| What to do |
Select all lines with the string "this" in them, and copy those lines.

| Data entries |
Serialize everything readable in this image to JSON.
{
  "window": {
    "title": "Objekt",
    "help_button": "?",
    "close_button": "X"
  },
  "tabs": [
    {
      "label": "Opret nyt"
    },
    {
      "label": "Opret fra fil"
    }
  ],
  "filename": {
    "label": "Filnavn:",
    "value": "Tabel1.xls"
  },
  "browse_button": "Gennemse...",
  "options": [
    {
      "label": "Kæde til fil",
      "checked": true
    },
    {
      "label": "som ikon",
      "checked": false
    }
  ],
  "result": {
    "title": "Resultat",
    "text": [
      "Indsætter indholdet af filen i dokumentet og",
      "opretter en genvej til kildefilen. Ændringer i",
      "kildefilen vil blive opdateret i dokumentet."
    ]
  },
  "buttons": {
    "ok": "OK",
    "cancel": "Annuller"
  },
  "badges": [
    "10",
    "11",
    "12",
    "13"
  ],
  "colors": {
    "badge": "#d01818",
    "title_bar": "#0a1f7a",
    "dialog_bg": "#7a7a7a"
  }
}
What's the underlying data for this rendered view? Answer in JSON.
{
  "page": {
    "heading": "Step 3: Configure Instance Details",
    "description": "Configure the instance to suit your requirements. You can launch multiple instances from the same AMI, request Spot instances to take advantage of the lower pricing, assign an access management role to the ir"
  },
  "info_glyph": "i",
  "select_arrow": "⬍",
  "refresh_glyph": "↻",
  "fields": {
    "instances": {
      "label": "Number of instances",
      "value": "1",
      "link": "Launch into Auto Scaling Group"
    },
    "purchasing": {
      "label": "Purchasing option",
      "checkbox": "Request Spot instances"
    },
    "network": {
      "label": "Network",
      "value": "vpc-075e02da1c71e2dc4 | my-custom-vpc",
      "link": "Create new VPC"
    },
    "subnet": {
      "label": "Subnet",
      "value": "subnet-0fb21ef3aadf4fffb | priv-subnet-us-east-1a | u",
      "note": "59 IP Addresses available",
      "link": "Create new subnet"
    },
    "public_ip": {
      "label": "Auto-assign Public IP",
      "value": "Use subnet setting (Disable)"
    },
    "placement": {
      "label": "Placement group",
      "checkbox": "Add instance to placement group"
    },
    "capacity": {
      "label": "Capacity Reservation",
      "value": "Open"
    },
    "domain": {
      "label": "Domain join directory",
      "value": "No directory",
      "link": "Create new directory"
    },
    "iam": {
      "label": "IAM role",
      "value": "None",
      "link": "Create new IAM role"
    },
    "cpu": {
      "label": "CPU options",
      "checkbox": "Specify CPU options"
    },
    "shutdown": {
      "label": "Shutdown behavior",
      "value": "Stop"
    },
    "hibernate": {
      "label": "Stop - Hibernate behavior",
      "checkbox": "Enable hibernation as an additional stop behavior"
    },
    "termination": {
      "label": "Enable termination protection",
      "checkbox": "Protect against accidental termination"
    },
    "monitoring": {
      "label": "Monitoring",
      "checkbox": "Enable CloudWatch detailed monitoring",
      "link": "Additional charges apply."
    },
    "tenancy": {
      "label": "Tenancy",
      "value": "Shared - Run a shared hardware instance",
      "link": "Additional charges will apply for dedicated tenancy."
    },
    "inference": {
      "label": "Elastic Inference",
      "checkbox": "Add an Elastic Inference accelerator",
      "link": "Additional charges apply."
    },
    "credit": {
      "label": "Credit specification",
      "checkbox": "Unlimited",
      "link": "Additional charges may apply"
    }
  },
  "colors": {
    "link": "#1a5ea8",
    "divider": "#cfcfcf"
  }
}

| Output below |
Serialize everything readable in this image to JSON.
What's the underlying data for this rendered view? Answer in JSON.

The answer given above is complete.